Extract the text of every entry below exactly; leave images out.

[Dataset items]
┄┄┄┄┄┄
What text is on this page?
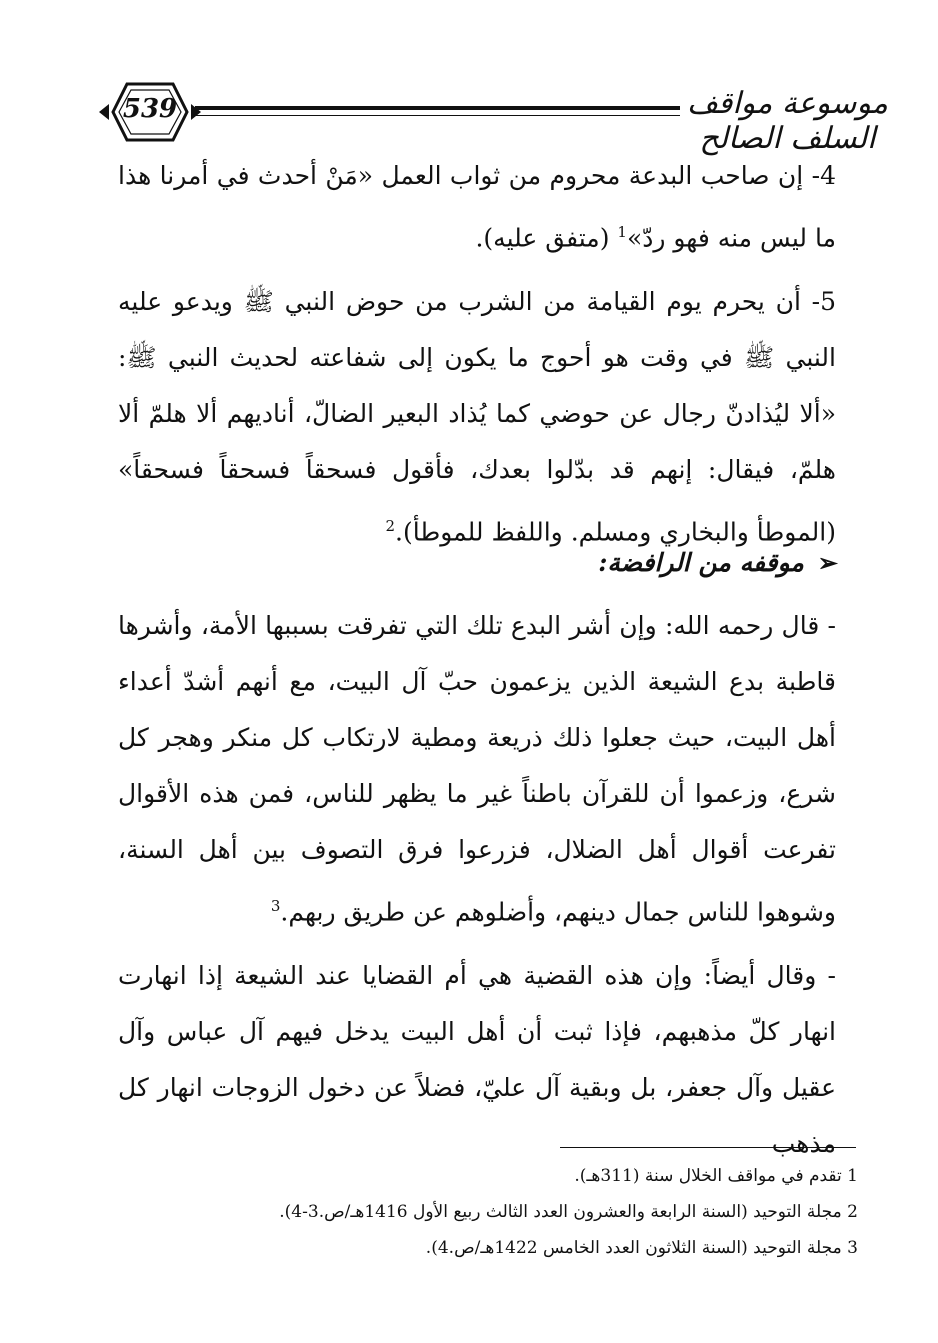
539	موسوعة مواقف السلف الصالح

4- إن صاحب البدعة محروم من ثواب العمل «مَنْ أحدث في أمرنا هذا ما ليس منه فهو ردّ»$^1$ (متفق عليه).

5- أن يحرم يوم القيامة من الشرب من حوض النبي ﷺ ويدعو عليه النبي ﷺ في وقت هو أحوج ما يكون إلى شفاعته لحديث النبي ﷺ: «ألا ليُذادنّ رجال عن حوضي كما يُذاد البعير الضالّ، أناديهم ألا هلمّ ألا هلمّ، فيقال: إنهم قد بدّلوا بعدك، فأقول فسحقاً فسحقاً فسحقاً» (الموطأ والبخاري ومسلم. واللفظ للموطأ).$^2$

➢
موقفه من الرافضة:

- قال رحمه الله: وإن أشر البدع تلك التي تفرقت بسببها الأمة، وأشرها قاطبة بدع الشيعة الذين يزعمون حبّ آل البيت، مع أنهم أشدّ أعداء أهل البيت، حيث جعلوا ذلك ذريعة ومطية لارتكاب كل منكر وهجر كل شرع، وزعموا أن للقرآن باطناً غير ما يظهر للناس، فمن هذه الأقوال تفرعت أقوال أهل الضلال، فزرعوا فرق التصوف بين أهل السنة، وشوهوا للناس جمال دينهم، وأضلوهم عن طريق ربهم.$^3$

- وقال أيضاً: وإن هذه القضية هي أم القضايا عند الشيعة إذا انهارت انهار كلّ مذهبهم، فإذا ثبت أن أهل البيت يدخل فيهم آل عباس وآل عقيل وآل جعفر، بل وبقية آل عليّ، فضلاً عن دخول الزوجات انهار كل مذهب

1 تقدم في مواقف الخلال سنة (311هـ).
2 مجلة التوحيد (السنة الرابعة والعشرون العدد الثالث ربيع الأول 1416هـ/ص.3-4).
3 مجلة التوحيد (السنة الثلاثون العدد الخامس 1422هـ/ص.4).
┄┄┄┄┄┄
▸ Task output
What text is on this page?
539	موسوعة مواقف السلف الصالح

4- إن صاحب البدعة محروم من ثواب العمل «مَنْ أحدث في أمرنا هذا ما ليس منه فهو ردّ»$^1$ (متفق عليه).

5- أن يحرم يوم القيامة من الشرب من حوض النبي ﷺ ويدعو عليه النبي ﷺ في وقت هو أحوج ما يكون إلى شفاعته لحديث النبي ﷺ: «ألا ليُذادنّ رجال عن حوضي كما يُذاد البعير الضالّ، أناديهم ألا هلمّ ألا هلمّ، فيقال: إنهم قد بدّلوا بعدك، فأقول فسحقاً فسحقاً فسحقاً» (الموطأ والبخاري ومسلم. واللفظ للموطأ).$^2$

➢
موقفه من الرافضة:

- قال رحمه الله: وإن أشر البدع تلك التي تفرقت بسببها الأمة، وأشرها قاطبة بدع الشيعة الذين يزعمون حبّ آل البيت، مع أنهم أشدّ أعداء أهل البيت، حيث جعلوا ذلك ذريعة ومطية لارتكاب كل منكر وهجر كل شرع، وزعموا أن للقرآن باطناً غير ما يظهر للناس، فمن هذه الأقوال تفرعت أقوال أهل الضلال، فزرعوا فرق التصوف بين أهل السنة، وشوهوا للناس جمال دينهم، وأضلوهم عن طريق ربهم.$^3$

- وقال أيضاً: وإن هذه القضية هي أم القضايا عند الشيعة إذا انهارت انهار كلّ مذهبهم، فإذا ثبت أن أهل البيت يدخل فيهم آل عباس وآل عقيل وآل جعفر، بل وبقية آل عليّ، فضلاً عن دخول الزوجات انهار كل مذهب

1 تقدم في مواقف الخلال سنة (311هـ).
2 مجلة التوحيد (السنة الرابعة والعشرون العدد الثالث ربيع الأول 1416هـ/ص.3-4).
3 مجلة التوحيد (السنة الثلاثون العدد الخامس 1422هـ/ص.4).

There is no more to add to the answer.